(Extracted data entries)
· · · · · · ·

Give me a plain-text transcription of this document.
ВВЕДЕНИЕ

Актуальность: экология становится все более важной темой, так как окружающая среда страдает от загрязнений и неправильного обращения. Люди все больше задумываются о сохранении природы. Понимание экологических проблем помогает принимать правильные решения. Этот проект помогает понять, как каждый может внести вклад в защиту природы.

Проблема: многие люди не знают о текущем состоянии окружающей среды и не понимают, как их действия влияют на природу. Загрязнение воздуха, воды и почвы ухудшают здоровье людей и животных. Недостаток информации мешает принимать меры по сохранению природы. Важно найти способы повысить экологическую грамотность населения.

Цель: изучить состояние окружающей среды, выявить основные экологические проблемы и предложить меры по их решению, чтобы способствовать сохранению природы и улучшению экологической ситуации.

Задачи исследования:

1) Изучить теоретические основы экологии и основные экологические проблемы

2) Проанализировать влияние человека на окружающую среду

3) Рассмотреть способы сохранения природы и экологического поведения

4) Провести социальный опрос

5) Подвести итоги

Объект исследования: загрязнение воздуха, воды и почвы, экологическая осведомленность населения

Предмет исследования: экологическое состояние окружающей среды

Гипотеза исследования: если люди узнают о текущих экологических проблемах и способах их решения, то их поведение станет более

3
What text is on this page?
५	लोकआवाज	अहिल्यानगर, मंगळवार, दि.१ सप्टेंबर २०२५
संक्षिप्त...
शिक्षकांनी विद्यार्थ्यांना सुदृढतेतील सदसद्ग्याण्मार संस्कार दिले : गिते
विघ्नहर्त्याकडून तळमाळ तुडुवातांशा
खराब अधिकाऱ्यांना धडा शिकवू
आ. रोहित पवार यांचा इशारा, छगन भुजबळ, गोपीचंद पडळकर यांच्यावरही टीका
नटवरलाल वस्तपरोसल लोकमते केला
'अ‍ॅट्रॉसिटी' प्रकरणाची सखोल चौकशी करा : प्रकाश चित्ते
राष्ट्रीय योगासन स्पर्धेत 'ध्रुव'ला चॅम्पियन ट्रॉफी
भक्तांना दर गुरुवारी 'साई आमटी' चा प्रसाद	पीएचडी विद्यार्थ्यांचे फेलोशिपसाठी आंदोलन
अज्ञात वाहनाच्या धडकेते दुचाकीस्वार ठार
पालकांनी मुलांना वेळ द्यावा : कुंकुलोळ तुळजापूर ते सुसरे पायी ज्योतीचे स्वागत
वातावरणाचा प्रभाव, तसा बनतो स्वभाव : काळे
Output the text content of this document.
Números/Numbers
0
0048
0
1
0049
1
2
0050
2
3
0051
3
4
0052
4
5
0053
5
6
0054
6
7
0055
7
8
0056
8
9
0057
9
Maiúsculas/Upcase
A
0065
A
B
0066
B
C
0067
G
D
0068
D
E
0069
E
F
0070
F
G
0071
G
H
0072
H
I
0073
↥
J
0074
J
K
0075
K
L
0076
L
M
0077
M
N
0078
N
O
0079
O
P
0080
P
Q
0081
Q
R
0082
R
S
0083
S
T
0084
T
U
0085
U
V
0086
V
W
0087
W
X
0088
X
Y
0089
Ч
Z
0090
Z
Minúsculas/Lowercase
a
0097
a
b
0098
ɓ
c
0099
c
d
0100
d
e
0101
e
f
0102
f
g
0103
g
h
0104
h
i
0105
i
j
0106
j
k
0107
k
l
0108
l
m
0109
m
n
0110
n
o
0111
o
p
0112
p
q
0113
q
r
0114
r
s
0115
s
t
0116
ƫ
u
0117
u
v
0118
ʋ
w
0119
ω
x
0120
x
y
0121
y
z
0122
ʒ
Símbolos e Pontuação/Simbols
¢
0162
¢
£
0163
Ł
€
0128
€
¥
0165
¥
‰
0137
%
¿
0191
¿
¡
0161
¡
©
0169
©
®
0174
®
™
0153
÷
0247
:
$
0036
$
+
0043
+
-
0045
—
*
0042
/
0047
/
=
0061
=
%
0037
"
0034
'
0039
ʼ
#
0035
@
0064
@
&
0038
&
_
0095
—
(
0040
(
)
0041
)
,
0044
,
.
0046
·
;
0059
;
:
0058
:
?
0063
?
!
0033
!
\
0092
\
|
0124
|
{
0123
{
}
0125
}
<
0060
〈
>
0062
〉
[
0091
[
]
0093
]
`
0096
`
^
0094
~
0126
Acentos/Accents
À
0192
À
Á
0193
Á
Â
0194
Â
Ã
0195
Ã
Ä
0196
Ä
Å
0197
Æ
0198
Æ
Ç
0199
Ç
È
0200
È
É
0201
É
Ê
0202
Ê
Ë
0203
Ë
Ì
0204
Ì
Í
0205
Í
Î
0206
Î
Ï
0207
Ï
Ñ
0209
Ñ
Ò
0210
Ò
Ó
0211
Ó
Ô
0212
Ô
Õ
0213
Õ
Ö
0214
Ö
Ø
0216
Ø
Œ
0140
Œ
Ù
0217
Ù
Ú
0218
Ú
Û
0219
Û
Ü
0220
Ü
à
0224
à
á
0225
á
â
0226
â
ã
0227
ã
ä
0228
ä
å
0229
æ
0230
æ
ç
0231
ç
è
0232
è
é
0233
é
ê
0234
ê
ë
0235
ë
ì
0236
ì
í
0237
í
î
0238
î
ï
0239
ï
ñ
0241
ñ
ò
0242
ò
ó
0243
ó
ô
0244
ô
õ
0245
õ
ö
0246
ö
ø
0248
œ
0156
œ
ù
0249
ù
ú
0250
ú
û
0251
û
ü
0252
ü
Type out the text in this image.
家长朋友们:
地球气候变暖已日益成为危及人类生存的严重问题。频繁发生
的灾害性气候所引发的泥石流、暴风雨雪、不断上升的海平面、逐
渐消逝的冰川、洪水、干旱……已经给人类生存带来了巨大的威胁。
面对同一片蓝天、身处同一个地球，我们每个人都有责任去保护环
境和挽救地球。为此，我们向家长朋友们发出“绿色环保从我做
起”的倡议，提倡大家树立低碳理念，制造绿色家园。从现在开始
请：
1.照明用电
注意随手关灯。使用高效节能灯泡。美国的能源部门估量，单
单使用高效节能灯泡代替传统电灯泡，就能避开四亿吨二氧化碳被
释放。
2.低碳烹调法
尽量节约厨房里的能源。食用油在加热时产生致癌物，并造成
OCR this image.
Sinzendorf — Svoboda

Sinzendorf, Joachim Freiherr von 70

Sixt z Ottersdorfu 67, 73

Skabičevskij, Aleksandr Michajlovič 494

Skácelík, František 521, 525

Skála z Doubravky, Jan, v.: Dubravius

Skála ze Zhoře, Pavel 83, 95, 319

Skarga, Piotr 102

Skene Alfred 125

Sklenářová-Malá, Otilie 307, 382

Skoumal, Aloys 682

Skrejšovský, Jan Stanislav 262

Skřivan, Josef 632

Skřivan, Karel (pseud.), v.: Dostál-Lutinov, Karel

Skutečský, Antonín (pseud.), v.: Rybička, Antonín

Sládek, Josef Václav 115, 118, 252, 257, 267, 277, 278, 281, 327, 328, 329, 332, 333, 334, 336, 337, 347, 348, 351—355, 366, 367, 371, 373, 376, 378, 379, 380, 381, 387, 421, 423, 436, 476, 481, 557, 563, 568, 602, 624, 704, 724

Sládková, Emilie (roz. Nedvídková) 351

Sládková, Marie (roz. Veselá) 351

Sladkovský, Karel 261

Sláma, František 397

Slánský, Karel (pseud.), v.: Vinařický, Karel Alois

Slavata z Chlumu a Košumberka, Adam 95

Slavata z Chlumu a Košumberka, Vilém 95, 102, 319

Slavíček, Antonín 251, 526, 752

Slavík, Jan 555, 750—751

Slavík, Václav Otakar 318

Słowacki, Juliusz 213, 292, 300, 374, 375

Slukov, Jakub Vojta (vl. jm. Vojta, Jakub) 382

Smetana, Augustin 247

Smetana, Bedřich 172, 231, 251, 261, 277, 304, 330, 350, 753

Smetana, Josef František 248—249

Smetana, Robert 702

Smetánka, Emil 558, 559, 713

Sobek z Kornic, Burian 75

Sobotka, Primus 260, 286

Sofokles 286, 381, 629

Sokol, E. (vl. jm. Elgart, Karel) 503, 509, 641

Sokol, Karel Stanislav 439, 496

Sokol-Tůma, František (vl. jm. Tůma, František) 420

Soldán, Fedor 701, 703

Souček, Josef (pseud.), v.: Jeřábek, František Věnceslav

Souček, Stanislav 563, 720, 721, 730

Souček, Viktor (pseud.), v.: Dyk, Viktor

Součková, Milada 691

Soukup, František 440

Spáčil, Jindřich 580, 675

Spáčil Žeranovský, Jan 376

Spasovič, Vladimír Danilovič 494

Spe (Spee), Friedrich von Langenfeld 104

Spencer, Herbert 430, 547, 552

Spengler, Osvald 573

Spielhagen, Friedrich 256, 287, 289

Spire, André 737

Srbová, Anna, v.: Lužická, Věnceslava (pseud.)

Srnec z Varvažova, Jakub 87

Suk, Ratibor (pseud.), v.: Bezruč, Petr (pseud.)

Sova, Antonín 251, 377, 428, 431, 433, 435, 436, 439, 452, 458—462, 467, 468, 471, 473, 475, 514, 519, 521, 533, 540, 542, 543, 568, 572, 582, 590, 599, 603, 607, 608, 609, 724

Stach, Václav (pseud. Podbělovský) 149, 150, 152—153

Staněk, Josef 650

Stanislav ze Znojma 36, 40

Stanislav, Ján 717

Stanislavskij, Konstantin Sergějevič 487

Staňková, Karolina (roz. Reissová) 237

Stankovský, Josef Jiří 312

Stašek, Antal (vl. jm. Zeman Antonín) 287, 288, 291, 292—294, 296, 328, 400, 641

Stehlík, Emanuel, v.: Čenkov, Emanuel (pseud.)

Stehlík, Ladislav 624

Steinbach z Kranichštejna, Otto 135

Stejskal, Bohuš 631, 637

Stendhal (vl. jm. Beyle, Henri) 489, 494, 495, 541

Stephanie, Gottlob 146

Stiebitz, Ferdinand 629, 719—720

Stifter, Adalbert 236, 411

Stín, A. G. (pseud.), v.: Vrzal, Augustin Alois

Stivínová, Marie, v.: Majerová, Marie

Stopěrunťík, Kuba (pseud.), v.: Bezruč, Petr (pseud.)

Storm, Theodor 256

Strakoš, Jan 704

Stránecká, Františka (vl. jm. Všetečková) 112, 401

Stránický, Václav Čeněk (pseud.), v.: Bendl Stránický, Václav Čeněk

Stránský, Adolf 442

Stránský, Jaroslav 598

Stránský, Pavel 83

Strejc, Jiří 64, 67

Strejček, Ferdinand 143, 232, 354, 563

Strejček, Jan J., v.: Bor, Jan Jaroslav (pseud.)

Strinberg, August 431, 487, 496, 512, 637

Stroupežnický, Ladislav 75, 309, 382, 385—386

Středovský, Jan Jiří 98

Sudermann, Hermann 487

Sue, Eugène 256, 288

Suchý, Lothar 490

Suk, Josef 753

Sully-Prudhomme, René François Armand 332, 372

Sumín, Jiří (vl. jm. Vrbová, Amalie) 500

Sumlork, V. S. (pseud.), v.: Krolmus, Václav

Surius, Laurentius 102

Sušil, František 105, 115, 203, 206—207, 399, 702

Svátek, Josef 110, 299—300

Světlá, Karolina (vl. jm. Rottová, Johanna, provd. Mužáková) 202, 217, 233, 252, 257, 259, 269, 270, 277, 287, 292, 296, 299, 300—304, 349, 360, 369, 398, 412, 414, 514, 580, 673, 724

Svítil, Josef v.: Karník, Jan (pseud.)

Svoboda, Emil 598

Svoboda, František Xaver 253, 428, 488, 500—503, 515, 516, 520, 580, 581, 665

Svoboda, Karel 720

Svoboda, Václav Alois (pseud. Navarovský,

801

· · · · · · ·

_Written exercise:_
Select every line where the word "Jakub" occurs.

_Output for this exercise:_
Slukov, Jakub Vojta (vl. jm. Vojta, Jakub) 382
Srnec z Varvažova, Jakub 87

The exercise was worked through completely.